= Aim of the task =
Check each line of the listing, and copy it if it contains the word "screenshot".

= The data =
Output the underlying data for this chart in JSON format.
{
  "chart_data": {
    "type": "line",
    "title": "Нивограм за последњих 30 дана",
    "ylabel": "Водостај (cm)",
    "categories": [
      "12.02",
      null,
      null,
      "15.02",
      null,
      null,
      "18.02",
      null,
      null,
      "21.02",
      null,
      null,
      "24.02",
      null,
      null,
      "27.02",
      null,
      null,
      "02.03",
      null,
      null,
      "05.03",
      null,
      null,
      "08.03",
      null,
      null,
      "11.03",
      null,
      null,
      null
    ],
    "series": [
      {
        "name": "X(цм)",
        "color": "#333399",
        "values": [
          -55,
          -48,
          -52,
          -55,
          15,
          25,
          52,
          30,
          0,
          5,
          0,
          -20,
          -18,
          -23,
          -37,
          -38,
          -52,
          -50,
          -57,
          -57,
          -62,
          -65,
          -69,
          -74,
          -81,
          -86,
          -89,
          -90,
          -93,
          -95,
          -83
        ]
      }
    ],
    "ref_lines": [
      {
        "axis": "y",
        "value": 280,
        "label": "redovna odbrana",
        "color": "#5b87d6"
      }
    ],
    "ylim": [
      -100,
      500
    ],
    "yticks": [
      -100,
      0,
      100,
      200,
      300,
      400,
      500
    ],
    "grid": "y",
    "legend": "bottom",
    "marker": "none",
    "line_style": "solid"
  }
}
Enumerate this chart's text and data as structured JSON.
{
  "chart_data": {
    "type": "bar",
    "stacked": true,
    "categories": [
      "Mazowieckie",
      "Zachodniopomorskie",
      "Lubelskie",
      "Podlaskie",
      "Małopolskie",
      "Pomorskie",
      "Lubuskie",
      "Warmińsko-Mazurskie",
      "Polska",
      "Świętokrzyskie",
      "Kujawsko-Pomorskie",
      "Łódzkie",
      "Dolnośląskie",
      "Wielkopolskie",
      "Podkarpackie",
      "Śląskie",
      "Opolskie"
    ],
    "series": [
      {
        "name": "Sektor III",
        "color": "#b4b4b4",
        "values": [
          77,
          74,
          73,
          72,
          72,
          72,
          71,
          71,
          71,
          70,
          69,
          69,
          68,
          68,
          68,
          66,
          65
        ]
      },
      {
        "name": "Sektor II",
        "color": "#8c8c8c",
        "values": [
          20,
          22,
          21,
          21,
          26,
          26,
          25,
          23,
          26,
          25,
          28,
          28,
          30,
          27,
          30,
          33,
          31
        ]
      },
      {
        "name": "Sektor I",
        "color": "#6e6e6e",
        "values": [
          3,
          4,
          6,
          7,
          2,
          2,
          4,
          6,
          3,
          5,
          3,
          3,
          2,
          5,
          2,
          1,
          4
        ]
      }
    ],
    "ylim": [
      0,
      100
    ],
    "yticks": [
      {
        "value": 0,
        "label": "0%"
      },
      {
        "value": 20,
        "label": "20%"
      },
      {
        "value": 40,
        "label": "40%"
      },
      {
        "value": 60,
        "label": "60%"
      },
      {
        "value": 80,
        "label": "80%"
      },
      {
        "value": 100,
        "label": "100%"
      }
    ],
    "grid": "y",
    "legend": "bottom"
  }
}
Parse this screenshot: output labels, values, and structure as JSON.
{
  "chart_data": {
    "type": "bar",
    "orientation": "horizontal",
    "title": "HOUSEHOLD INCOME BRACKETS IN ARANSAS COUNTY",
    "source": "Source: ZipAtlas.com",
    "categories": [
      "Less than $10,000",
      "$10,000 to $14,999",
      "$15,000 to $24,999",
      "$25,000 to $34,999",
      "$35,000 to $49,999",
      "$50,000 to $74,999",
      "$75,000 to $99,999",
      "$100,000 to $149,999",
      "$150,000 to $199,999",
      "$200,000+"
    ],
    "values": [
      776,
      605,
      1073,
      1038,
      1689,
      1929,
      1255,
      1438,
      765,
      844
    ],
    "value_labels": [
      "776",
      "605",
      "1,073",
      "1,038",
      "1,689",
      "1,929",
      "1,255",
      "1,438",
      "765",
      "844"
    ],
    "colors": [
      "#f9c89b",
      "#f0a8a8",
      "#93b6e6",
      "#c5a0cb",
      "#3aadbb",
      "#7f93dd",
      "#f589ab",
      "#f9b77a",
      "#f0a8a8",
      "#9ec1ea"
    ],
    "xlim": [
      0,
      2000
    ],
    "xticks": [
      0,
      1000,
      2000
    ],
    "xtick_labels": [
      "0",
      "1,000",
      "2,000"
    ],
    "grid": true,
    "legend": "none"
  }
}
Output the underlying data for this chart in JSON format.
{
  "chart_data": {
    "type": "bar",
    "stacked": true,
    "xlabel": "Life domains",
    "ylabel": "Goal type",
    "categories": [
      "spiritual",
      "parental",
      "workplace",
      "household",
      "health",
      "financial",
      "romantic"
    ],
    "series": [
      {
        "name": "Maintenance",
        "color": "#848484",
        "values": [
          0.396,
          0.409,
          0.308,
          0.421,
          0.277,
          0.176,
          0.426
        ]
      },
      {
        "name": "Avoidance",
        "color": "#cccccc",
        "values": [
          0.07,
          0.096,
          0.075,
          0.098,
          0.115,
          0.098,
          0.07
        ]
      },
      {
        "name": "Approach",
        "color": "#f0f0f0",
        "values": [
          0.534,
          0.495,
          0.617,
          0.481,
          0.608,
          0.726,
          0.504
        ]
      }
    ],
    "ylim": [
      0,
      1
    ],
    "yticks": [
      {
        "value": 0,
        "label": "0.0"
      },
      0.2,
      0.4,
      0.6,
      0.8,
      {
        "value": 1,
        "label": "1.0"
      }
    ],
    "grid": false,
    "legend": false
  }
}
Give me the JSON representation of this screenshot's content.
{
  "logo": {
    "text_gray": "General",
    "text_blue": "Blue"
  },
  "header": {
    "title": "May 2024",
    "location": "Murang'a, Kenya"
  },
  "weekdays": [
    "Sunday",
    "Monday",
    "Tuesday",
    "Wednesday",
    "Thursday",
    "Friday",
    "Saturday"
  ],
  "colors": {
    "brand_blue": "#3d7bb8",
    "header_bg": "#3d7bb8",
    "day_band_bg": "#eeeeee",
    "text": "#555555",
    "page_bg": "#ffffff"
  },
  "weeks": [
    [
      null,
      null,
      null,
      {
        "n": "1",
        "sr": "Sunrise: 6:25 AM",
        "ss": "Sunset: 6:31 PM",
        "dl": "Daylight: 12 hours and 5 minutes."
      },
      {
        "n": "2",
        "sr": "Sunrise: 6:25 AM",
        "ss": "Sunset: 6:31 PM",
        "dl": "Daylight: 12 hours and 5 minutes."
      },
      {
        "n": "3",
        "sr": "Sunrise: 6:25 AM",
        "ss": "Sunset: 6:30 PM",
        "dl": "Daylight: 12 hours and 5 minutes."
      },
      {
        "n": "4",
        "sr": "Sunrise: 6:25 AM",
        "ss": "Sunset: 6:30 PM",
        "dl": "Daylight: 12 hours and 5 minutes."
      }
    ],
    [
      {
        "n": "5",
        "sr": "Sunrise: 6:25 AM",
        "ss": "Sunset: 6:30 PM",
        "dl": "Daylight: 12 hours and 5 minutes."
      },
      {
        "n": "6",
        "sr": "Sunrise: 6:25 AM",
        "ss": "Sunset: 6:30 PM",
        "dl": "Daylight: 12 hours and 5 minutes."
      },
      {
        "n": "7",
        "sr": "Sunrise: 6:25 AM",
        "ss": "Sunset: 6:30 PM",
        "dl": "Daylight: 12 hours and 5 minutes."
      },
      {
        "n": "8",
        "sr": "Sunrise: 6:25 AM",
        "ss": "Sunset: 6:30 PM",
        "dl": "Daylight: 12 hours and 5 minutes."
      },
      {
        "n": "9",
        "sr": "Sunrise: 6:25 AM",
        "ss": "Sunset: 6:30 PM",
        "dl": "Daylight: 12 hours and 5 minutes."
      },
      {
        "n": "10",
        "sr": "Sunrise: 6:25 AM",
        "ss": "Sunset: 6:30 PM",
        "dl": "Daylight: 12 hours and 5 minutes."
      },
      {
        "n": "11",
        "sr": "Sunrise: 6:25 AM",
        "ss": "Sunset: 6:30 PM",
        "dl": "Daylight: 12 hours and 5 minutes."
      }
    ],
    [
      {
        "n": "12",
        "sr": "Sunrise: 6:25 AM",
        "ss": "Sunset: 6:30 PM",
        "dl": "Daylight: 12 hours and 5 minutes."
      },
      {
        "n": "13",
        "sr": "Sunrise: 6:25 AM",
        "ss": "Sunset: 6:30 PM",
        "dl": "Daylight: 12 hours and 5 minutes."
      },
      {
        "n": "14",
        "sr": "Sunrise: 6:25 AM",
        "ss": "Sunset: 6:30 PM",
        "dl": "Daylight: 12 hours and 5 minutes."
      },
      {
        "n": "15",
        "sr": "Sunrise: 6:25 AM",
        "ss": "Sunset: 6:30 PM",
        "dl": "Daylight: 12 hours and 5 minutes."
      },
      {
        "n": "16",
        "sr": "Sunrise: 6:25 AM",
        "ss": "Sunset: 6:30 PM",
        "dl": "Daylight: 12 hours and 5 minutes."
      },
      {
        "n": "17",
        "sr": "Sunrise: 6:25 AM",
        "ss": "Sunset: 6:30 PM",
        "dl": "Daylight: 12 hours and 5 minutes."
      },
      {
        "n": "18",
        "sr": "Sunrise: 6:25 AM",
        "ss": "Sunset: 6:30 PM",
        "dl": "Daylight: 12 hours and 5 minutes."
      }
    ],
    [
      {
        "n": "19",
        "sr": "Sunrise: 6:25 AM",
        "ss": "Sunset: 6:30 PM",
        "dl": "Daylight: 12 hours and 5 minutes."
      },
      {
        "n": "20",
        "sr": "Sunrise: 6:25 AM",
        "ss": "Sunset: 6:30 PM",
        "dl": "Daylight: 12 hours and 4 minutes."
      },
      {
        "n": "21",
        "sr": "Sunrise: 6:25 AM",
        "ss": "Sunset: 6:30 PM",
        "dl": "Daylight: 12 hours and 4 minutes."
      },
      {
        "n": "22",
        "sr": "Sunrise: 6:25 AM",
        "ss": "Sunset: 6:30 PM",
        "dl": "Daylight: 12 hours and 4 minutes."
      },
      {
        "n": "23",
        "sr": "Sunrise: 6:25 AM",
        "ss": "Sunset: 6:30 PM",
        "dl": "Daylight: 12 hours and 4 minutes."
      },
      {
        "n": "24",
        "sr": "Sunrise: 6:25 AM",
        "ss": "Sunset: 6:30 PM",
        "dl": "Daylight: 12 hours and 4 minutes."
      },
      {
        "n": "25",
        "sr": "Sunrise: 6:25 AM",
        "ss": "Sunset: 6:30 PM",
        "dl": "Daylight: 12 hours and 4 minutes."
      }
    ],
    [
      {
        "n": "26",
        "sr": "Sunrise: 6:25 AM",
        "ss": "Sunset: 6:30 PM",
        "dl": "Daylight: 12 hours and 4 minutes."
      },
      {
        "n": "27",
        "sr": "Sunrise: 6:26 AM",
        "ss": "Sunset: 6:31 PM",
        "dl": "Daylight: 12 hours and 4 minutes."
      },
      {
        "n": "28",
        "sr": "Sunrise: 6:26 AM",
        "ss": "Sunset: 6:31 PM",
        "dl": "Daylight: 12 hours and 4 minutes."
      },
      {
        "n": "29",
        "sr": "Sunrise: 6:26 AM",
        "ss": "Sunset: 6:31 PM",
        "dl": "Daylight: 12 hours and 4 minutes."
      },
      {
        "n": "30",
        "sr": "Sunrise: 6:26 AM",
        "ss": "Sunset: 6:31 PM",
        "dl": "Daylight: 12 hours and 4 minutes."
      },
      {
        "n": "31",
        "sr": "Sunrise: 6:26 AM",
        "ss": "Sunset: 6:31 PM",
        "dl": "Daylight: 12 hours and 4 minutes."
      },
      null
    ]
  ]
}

= Full answer =
Parse this screenshot: output labels, values, and structure as JSON.
Give me the JSON representation of this screenshot's content.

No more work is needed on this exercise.